* BEGIN Excerpted records *
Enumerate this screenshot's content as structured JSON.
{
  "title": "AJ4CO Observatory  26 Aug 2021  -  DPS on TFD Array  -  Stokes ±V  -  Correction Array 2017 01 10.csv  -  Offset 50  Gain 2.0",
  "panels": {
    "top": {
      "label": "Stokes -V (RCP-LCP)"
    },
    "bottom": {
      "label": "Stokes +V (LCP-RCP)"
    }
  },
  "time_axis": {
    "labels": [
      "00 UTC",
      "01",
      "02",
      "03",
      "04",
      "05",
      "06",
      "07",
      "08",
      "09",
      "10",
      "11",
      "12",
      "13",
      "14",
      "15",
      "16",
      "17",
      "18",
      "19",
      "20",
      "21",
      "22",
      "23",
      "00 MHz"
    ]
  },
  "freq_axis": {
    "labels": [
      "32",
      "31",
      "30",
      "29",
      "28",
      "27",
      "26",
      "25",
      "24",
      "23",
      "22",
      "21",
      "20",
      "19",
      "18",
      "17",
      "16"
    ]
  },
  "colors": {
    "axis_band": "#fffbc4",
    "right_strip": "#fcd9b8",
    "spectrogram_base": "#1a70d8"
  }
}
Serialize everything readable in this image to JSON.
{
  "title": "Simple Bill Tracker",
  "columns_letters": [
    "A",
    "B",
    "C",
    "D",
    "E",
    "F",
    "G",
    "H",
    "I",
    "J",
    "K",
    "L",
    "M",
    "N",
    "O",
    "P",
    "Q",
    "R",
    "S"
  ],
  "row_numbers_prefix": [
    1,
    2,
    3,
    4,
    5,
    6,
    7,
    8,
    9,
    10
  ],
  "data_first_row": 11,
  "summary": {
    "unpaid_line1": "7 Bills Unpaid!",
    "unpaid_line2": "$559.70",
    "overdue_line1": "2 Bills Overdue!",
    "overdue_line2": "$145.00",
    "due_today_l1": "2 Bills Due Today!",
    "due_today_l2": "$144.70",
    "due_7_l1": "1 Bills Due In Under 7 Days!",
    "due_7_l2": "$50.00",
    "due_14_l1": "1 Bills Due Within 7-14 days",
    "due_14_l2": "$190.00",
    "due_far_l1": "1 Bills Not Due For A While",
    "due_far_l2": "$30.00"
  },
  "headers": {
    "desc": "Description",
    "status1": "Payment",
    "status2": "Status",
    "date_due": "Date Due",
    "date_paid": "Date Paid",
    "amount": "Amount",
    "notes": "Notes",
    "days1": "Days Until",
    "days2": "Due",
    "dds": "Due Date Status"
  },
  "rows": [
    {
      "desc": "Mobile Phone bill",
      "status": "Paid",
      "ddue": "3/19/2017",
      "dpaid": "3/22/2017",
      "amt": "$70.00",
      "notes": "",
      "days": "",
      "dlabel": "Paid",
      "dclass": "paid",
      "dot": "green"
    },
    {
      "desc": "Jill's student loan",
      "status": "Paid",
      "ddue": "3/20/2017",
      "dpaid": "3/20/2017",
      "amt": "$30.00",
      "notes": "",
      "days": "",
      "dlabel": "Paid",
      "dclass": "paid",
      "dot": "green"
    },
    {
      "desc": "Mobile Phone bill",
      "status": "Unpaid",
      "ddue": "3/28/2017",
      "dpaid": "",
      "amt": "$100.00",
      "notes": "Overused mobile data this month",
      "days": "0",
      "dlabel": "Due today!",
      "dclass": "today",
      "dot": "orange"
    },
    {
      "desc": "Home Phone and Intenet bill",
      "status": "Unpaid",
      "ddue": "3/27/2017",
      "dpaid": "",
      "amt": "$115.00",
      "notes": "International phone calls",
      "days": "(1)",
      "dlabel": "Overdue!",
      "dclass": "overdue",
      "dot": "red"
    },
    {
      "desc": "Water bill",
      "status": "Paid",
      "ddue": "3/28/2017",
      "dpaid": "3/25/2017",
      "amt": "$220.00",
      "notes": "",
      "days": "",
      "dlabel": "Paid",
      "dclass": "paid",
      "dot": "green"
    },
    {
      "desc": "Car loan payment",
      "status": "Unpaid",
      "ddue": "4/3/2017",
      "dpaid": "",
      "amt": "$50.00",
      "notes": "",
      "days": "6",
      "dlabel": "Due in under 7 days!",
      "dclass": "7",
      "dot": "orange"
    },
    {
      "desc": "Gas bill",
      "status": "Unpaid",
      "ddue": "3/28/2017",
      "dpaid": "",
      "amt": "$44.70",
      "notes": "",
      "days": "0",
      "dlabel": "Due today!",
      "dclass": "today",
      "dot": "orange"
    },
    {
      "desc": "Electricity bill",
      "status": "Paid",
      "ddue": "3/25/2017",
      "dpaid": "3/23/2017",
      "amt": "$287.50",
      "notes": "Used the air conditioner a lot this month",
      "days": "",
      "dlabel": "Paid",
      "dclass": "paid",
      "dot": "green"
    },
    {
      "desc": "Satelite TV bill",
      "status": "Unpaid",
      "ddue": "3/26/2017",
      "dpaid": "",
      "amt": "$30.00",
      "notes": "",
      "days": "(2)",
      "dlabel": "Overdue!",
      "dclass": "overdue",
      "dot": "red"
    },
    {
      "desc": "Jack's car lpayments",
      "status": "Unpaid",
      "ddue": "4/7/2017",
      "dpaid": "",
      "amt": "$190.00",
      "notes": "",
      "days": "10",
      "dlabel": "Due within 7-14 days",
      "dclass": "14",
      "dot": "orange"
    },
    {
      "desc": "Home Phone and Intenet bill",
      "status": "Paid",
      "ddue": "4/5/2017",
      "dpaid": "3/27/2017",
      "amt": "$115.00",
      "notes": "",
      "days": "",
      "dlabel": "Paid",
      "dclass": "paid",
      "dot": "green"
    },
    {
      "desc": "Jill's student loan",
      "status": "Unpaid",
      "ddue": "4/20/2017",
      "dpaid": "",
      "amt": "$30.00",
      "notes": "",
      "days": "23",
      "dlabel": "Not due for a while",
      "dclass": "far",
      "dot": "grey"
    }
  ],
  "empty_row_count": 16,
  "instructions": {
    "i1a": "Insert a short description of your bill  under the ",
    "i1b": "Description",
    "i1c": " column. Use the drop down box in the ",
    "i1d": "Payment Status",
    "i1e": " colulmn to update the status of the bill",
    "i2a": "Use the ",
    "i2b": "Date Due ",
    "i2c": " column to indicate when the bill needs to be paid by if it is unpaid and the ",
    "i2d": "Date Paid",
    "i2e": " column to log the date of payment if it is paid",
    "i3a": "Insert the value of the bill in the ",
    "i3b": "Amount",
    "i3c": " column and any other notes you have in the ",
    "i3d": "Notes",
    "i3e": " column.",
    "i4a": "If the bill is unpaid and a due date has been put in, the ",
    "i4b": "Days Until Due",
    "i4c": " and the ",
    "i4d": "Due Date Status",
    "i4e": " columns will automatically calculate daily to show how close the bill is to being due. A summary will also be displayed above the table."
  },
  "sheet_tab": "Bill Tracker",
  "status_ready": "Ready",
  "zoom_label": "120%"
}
* END Excerpted records *
### What to do
Reproduce the material above, every line of it, exactly.

### Exercise solution
Enumerate this screenshot's content as structured JSON.
{
  "title": "AJ4CO Observatory  26 Aug 2021  -  DPS on TFD Array  -  Stokes ±V  -  Correction Array 2017 01 10.csv  -  Offset 50  Gain 2.0",
  "panels": {
    "top": {
      "label": "Stokes -V (RCP-LCP)"
    },
    "bottom": {
      "label": "Stokes +V (LCP-RCP)"
    }
  },
  "time_axis": {
    "labels": [
      "00 UTC",
      "01",
      "02",
      "03",
      "04",
      "05",
      "06",
      "07",
      "08",
      "09",
      "10",
      "11",
      "12",
      "13",
      "14",
      "15",
      "16",
      "17",
      "18",
      "19",
      "20",
      "21",
      "22",
      "23",
      "00 MHz"
    ]
  },
  "freq_axis": {
    "labels": [
      "32",
      "31",
      "30",
      "29",
      "28",
      "27",
      "26",
      "25",
      "24",
      "23",
      "22",
      "21",
      "20",
      "19",
      "18",
      "17",
      "16"
    ]
  },
  "colors": {
    "axis_band": "#fffbc4",
    "right_strip": "#fcd9b8",
    "spectrogram_base": "#1a70d8"
  }
}
Serialize everything readable in this image to JSON.
{
  "title": "Simple Bill Tracker",
  "columns_letters": [
    "A",
    "B",
    "C",
    "D",
    "E",
    "F",
    "G",
    "H",
    "I",
    "J",
    "K",
    "L",
    "M",
    "N",
    "O",
    "P",
    "Q",
    "R",
    "S"
  ],
  "row_numbers_prefix": [
    1,
    2,
    3,
    4,
    5,
    6,
    7,
    8,
    9,
    10
  ],
  "data_first_row": 11,
  "summary": {
    "unpaid_line1": "7 Bills Unpaid!",
    "unpaid_line2": "$559.70",
    "overdue_line1": "2 Bills Overdue!",
    "overdue_line2": "$145.00",
    "due_today_l1": "2 Bills Due Today!",
    "due_today_l2": "$144.70",
    "due_7_l1": "1 Bills Due In Under 7 Days!",
    "due_7_l2": "$50.00",
    "due_14_l1": "1 Bills Due Within 7-14 days",
    "due_14_l2": "$190.00",
    "due_far_l1": "1 Bills Not Due For A While",
    "due_far_l2": "$30.00"
  },
  "headers": {
    "desc": "Description",
    "status1": "Payment",
    "status2": "Status",
    "date_due": "Date Due",
    "date_paid": "Date Paid",
    "amount": "Amount",
    "notes": "Notes",
    "days1": "Days Until",
    "days2": "Due",
    "dds": "Due Date Status"
  },
  "rows": [
    {
      "desc": "Mobile Phone bill",
      "status": "Paid",
      "ddue": "3/19/2017",
      "dpaid": "3/22/2017",
      "amt": "$70.00",
      "notes": "",
      "days": "",
      "dlabel": "Paid",
      "dclass": "paid",
      "dot": "green"
    },
    {
      "desc": "Jill's student loan",
      "status": "Paid",
      "ddue": "3/20/2017",
      "dpaid": "3/20/2017",
      "amt": "$30.00",
      "notes": "",
      "days": "",
      "dlabel": "Paid",
      "dclass": "paid",
      "dot": "green"
    },
    {
      "desc": "Mobile Phone bill",
      "status": "Unpaid",
      "ddue": "3/28/2017",
      "dpaid": "",
      "amt": "$100.00",
      "notes": "Overused mobile data this month",
      "days": "0",
      "dlabel": "Due today!",
      "dclass": "today",
      "dot": "orange"
    },
    {
      "desc": "Home Phone and Intenet bill",
      "status": "Unpaid",
      "ddue": "3/27/2017",
      "dpaid": "",
      "amt": "$115.00",
      "notes": "International phone calls",
      "days": "(1)",
      "dlabel": "Overdue!",
      "dclass": "overdue",
      "dot": "red"
    },
    {
      "desc": "Water bill",
      "status": "Paid",
      "ddue": "3/28/2017",
      "dpaid": "3/25/2017",
      "amt": "$220.00",
      "notes": "",
      "days": "",
      "dlabel": "Paid",
      "dclass": "paid",
      "dot": "green"
    },
    {
      "desc": "Car loan payment",
      "status": "Unpaid",
      "ddue": "4/3/2017",
      "dpaid": "",
      "amt": "$50.00",
      "notes": "",
      "days": "6",
      "dlabel": "Due in under 7 days!",
      "dclass": "7",
      "dot": "orange"
    },
    {
      "desc": "Gas bill",
      "status": "Unpaid",
      "ddue": "3/28/2017",
      "dpaid": "",
      "amt": "$44.70",
      "notes": "",
      "days": "0",
      "dlabel": "Due today!",
      "dclass": "today",
      "dot": "orange"
    },
    {
      "desc": "Electricity bill",
      "status": "Paid",
      "ddue": "3/25/2017",
      "dpaid": "3/23/2017",
      "amt": "$287.50",
      "notes": "Used the air conditioner a lot this month",
      "days": "",
      "dlabel": "Paid",
      "dclass": "paid",
      "dot": "green"
    },
    {
      "desc": "Satelite TV bill",
      "status": "Unpaid",
      "ddue": "3/26/2017",
      "dpaid": "",
      "amt": "$30.00",
      "notes": "",
      "days": "(2)",
      "dlabel": "Overdue!",
      "dclass": "overdue",
      "dot": "red"
    },
    {
      "desc": "Jack's car lpayments",
      "status": "Unpaid",
      "ddue": "4/7/2017",
      "dpaid": "",
      "amt": "$190.00",
      "notes": "",
      "days": "10",
      "dlabel": "Due within 7-14 days",
      "dclass": "14",
      "dot": "orange"
    },
    {
      "desc": "Home Phone and Intenet bill",
      "status": "Paid",
      "ddue": "4/5/2017",
      "dpaid": "3/27/2017",
      "amt": "$115.00",
      "notes": "",
      "days": "",
      "dlabel": "Paid",
      "dclass": "paid",
      "dot": "green"
    },
    {
      "desc": "Jill's student loan",
      "status": "Unpaid",
      "ddue": "4/20/2017",
      "dpaid": "",
      "amt": "$30.00",
      "notes": "",
      "days": "23",
      "dlabel": "Not due for a while",
      "dclass": "far",
      "dot": "grey"
    }
  ],
  "empty_row_count": 16,
  "instructions": {
    "i1a": "Insert a short description of your bill  under the ",
    "i1b": "Description",
    "i1c": " column. Use the drop down box in the ",
    "i1d": "Payment Status",
    "i1e": " colulmn to update the status of the bill",
    "i2a": "Use the ",
    "i2b": "Date Due ",
    "i2c": " column to indicate when the bill needs to be paid by if it is unpaid and the ",
    "i2d": "Date Paid",
    "i2e": " column to log the date of payment if it is paid",
    "i3a": "Insert the value of the bill in the ",
    "i3b": "Amount",
    "i3c": " column and any other notes you have in the ",
    "i3d": "Notes",
    "i3e": " column.",
    "i4a": "If the bill is unpaid and a due date has been put in, the ",
    "i4b": "Days Until Due",
    "i4c": " and the ",
    "i4d": "Due Date Status",
    "i4e": " columns will automatically calculate daily to show how close the bill is to being due. A summary will also be displayed above the table."
  },
  "sheet_tab": "Bill Tracker",
  "status_ready": "Ready",
  "zoom_label": "120%"
}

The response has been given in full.